Written request:
Pull out every line below that holds the word "reinvent".

Given entries:
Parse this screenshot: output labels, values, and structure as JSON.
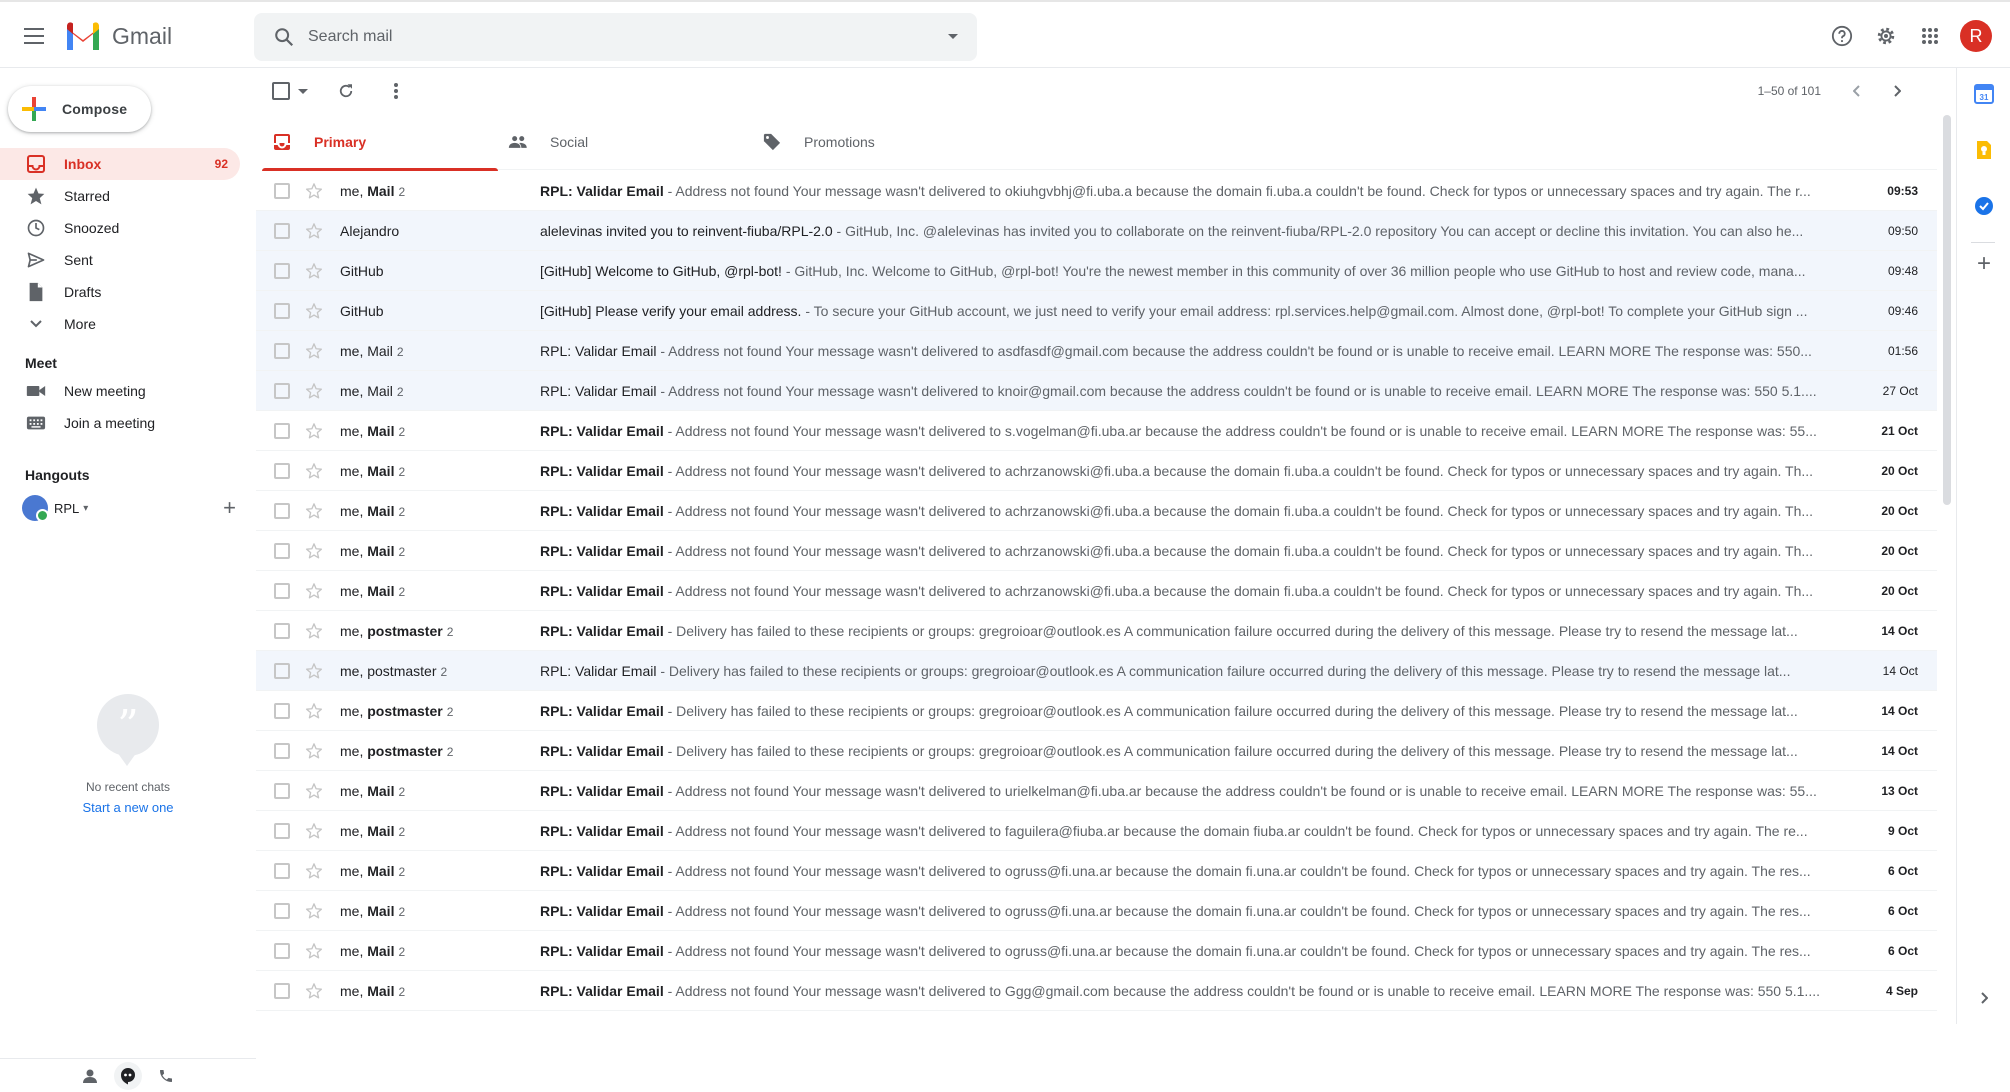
{
  "app": {
    "name": "Gmail"
  },
  "search": {
    "placeholder": "Search mail"
  },
  "compose_label": "Compose",
  "nav": [
    {
      "label": "Inbox",
      "count": "92",
      "icon": "inbox-icon",
      "active": true
    },
    {
      "label": "Starred",
      "count": "",
      "icon": "star-icon"
    },
    {
      "label": "Snoozed",
      "count": "",
      "icon": "clock-icon"
    },
    {
      "label": "Sent",
      "count": "",
      "icon": "send-icon"
    },
    {
      "label": "Drafts",
      "count": "",
      "icon": "draft-icon"
    },
    {
      "label": "More",
      "count": "",
      "icon": "chevron-down-icon"
    }
  ],
  "meet": {
    "title": "Meet",
    "items": [
      {
        "label": "New meeting",
        "icon": "video-icon"
      },
      {
        "label": "Join a meeting",
        "icon": "keyboard-icon"
      }
    ]
  },
  "hangouts": {
    "title": "Hangouts",
    "user": "RPL",
    "no_chats": "No recent chats",
    "start_new": "Start a new one"
  },
  "toolbar": {
    "pager": "1–50 of 101"
  },
  "tabs": [
    {
      "label": "Primary",
      "icon": "inbox-icon",
      "active": true
    },
    {
      "label": "Social",
      "icon": "people-icon"
    },
    {
      "label": "Promotions",
      "icon": "tag-icon"
    }
  ],
  "accent_color": "#d93025",
  "emails": [
    {
      "sender_pre": "me, ",
      "sender_name": "Mail",
      "count": "2",
      "subject": "RPL: Validar Email",
      "snippet": " - Address not found Your message wasn't delivered to okiuhgvbhj@fi.uba.a because the domain fi.uba.a couldn't be found. Check for typos or unnecessary spaces and try again. The r...",
      "date": "09:53",
      "unread": true
    },
    {
      "sender_pre": "Alejandro",
      "sender_name": "",
      "count": "",
      "subject": "alelevinas invited you to reinvent-fiuba/RPL-2.0",
      "snippet": " - GitHub, Inc. @alelevinas has invited you to collaborate on the reinvent-fiuba/RPL-2.0 repository You can accept or decline this invitation. You can also he...",
      "date": "09:50",
      "unread": false
    },
    {
      "sender_pre": "GitHub",
      "sender_name": "",
      "count": "",
      "subject": "[GitHub] Welcome to GitHub, @rpl-bot!",
      "snippet": " - GitHub, Inc. Welcome to GitHub, @rpl-bot! You're the newest member in this community of over 36 million people who use GitHub to host and review code, mana...",
      "date": "09:48",
      "unread": false
    },
    {
      "sender_pre": "GitHub",
      "sender_name": "",
      "count": "",
      "subject": "[GitHub] Please verify your email address.",
      "snippet": " - To secure your GitHub account, we just need to verify your email address: rpl.services.help@gmail.com. Almost done, @rpl-bot! To complete your GitHub sign ...",
      "date": "09:46",
      "unread": false
    },
    {
      "sender_pre": "me, Mail",
      "sender_name": "",
      "count": "2",
      "subject": "RPL: Validar Email",
      "snippet": " - Address not found Your message wasn't delivered to asdfasdf@gmail.com because the address couldn't be found or is unable to receive email. LEARN MORE The response was: 550...",
      "date": "01:56",
      "unread": false
    },
    {
      "sender_pre": "me, Mail",
      "sender_name": "",
      "count": "2",
      "subject": "RPL: Validar Email",
      "snippet": " - Address not found Your message wasn't delivered to knoir@gmail.com because the address couldn't be found or is unable to receive email. LEARN MORE The response was: 550 5.1....",
      "date": "27 Oct",
      "unread": false
    },
    {
      "sender_pre": "me, ",
      "sender_name": "Mail",
      "count": "2",
      "subject": "RPL: Validar Email",
      "snippet": " - Address not found Your message wasn't delivered to s.vogelman@fi.uba.ar because the address couldn't be found or is unable to receive email. LEARN MORE The response was: 55...",
      "date": "21 Oct",
      "unread": true
    },
    {
      "sender_pre": "me, ",
      "sender_name": "Mail",
      "count": "2",
      "subject": "RPL: Validar Email",
      "snippet": " - Address not found Your message wasn't delivered to achrzanowski@fi.uba.a because the domain fi.uba.a couldn't be found. Check for typos or unnecessary spaces and try again. Th...",
      "date": "20 Oct",
      "unread": true
    },
    {
      "sender_pre": "me, ",
      "sender_name": "Mail",
      "count": "2",
      "subject": "RPL: Validar Email",
      "snippet": " - Address not found Your message wasn't delivered to achrzanowski@fi.uba.a because the domain fi.uba.a couldn't be found. Check for typos or unnecessary spaces and try again. Th...",
      "date": "20 Oct",
      "unread": true
    },
    {
      "sender_pre": "me, ",
      "sender_name": "Mail",
      "count": "2",
      "subject": "RPL: Validar Email",
      "snippet": " - Address not found Your message wasn't delivered to achrzanowski@fi.uba.a because the domain fi.uba.a couldn't be found. Check for typos or unnecessary spaces and try again. Th...",
      "date": "20 Oct",
      "unread": true
    },
    {
      "sender_pre": "me, ",
      "sender_name": "Mail",
      "count": "2",
      "subject": "RPL: Validar Email",
      "snippet": " - Address not found Your message wasn't delivered to achrzanowski@fi.uba.a because the domain fi.uba.a couldn't be found. Check for typos or unnecessary spaces and try again. Th...",
      "date": "20 Oct",
      "unread": true
    },
    {
      "sender_pre": "me, ",
      "sender_name": "postmaster",
      "count": "2",
      "subject": "RPL: Validar Email",
      "snippet": " - Delivery has failed to these recipients or groups: gregroioar@outlook.es A communication failure occurred during the delivery of this message. Please try to resend the message lat...",
      "date": "14 Oct",
      "unread": true
    },
    {
      "sender_pre": "me, postmaster",
      "sender_name": "",
      "count": "2",
      "subject": "RPL: Validar Email",
      "snippet": " - Delivery has failed to these recipients or groups: gregroioar@outlook.es A communication failure occurred during the delivery of this message. Please try to resend the message lat...",
      "date": "14 Oct",
      "unread": false
    },
    {
      "sender_pre": "me, ",
      "sender_name": "postmaster",
      "count": "2",
      "subject": "RPL: Validar Email",
      "snippet": " - Delivery has failed to these recipients or groups: gregroioar@outlook.es A communication failure occurred during the delivery of this message. Please try to resend the message lat...",
      "date": "14 Oct",
      "unread": true
    },
    {
      "sender_pre": "me, ",
      "sender_name": "postmaster",
      "count": "2",
      "subject": "RPL: Validar Email",
      "snippet": " - Delivery has failed to these recipients or groups: gregroioar@outlook.es A communication failure occurred during the delivery of this message. Please try to resend the message lat...",
      "date": "14 Oct",
      "unread": true
    },
    {
      "sender_pre": "me, ",
      "sender_name": "Mail",
      "count": "2",
      "subject": "RPL: Validar Email",
      "snippet": " - Address not found Your message wasn't delivered to urielkelman@fi.uba.ar because the address couldn't be found or is unable to receive email. LEARN MORE The response was: 55...",
      "date": "13 Oct",
      "unread": true
    },
    {
      "sender_pre": "me, ",
      "sender_name": "Mail",
      "count": "2",
      "subject": "RPL: Validar Email",
      "snippet": " - Address not found Your message wasn't delivered to faguilera@fiuba.ar because the domain fiuba.ar couldn't be found. Check for typos or unnecessary spaces and try again. The re...",
      "date": "9 Oct",
      "unread": true
    },
    {
      "sender_pre": "me, ",
      "sender_name": "Mail",
      "count": "2",
      "subject": "RPL: Validar Email",
      "snippet": " - Address not found Your message wasn't delivered to ogruss@fi.una.ar because the domain fi.una.ar couldn't be found. Check for typos or unnecessary spaces and try again. The res...",
      "date": "6 Oct",
      "unread": true
    },
    {
      "sender_pre": "me, ",
      "sender_name": "Mail",
      "count": "2",
      "subject": "RPL: Validar Email",
      "snippet": " - Address not found Your message wasn't delivered to ogruss@fi.una.ar because the domain fi.una.ar couldn't be found. Check for typos or unnecessary spaces and try again. The res...",
      "date": "6 Oct",
      "unread": true
    },
    {
      "sender_pre": "me, ",
      "sender_name": "Mail",
      "count": "2",
      "subject": "RPL: Validar Email",
      "snippet": " - Address not found Your message wasn't delivered to ogruss@fi.una.ar because the domain fi.una.ar couldn't be found. Check for typos or unnecessary spaces and try again. The res...",
      "date": "6 Oct",
      "unread": true
    },
    {
      "sender_pre": "me, ",
      "sender_name": "Mail",
      "count": "2",
      "subject": "RPL: Validar Email",
      "snippet": " - Address not found Your message wasn't delivered to Ggg@gmail.com because the address couldn't be found or is unable to receive email. LEARN MORE The response was: 550 5.1....",
      "date": "4 Sep",
      "unread": true
    }
  ]
}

Task answer:
      "subject": "alelevinas invited you to reinvent-fiuba/RPL-2.0",
      "snippet": " - GitHub, Inc. @alelevinas has invited you to collaborate on the reinvent-fiuba/RPL-2.0 repository You can accept or decline this invitation. You can also he...",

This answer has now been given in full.